▶ What is needed: Filter the listing and keep only the lines with the word "into".

Stored dataset items
+===+
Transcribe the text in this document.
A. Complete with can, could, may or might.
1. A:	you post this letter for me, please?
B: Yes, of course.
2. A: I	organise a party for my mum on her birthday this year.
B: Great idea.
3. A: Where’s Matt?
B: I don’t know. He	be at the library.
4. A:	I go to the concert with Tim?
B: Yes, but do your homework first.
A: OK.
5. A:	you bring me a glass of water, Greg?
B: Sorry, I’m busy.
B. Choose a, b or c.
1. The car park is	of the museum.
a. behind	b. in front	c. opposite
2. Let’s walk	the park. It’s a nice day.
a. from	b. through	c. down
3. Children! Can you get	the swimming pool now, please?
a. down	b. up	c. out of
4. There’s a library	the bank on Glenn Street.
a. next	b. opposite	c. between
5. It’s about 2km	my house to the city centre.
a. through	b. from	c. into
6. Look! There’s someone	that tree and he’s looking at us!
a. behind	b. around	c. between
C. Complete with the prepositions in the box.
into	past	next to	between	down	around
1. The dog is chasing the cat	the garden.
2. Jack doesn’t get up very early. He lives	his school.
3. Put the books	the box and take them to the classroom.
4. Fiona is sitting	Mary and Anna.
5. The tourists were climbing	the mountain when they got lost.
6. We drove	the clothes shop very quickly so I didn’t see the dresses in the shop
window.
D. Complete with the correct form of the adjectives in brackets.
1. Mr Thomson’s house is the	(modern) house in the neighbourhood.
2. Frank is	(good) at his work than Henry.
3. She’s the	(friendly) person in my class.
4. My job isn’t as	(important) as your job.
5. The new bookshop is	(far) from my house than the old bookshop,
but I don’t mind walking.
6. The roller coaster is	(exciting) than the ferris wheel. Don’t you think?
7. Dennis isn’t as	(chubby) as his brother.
+===+
▶ Response to the exercise:
a. through	b. from	c. into
into	past	next to	between	down	around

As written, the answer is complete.